SHORT PROBLEM: Collect every line in the records below that contains the word "this".

AVAILABLE RECORDS:
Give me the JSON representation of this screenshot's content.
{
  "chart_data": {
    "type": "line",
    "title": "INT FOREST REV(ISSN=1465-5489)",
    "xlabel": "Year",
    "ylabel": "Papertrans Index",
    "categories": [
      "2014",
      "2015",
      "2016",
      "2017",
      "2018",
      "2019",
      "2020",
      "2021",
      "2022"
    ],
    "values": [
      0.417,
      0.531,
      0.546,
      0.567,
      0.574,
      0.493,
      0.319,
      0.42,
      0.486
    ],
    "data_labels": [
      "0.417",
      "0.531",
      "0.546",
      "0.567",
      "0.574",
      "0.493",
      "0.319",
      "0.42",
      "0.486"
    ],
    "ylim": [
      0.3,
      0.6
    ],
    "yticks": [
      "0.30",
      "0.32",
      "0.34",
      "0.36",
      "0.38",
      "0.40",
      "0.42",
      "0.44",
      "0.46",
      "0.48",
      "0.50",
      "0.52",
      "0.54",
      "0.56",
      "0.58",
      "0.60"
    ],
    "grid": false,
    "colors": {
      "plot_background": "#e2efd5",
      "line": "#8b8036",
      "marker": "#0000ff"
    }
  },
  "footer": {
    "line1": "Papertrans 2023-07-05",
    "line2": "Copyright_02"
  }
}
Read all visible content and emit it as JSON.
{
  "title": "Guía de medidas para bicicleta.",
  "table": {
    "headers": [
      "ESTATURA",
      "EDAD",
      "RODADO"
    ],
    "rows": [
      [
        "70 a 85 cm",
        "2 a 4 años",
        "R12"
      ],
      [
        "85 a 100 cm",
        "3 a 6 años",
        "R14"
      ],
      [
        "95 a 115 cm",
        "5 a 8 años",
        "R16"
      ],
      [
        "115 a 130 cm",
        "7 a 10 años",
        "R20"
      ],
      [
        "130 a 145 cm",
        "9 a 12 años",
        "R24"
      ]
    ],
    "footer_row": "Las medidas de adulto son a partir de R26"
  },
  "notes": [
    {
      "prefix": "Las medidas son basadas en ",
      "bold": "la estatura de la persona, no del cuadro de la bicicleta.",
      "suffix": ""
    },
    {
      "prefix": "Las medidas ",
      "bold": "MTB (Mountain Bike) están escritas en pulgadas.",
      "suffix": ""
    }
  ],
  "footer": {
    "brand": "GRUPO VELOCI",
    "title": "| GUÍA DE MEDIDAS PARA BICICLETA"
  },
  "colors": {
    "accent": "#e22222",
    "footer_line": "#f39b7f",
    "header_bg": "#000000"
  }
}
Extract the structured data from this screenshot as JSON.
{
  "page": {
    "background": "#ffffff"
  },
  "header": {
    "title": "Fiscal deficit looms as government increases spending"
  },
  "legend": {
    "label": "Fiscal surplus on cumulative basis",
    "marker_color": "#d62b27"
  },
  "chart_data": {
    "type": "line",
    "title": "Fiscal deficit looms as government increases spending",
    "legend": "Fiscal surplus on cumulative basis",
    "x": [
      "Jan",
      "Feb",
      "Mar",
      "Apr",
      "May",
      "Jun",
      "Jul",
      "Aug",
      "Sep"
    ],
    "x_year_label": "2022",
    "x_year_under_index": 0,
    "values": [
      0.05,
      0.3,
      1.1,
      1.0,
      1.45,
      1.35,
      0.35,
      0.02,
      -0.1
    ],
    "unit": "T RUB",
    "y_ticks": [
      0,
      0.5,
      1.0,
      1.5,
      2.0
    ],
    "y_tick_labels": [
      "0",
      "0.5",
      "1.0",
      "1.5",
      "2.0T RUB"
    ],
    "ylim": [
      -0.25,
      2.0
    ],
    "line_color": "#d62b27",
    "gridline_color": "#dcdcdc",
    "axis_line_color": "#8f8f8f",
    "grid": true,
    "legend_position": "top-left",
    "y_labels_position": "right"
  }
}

SOLUTION:
Give me the JSON representation of this screenshot's content.
Extract the structured data from this screenshot as JSON.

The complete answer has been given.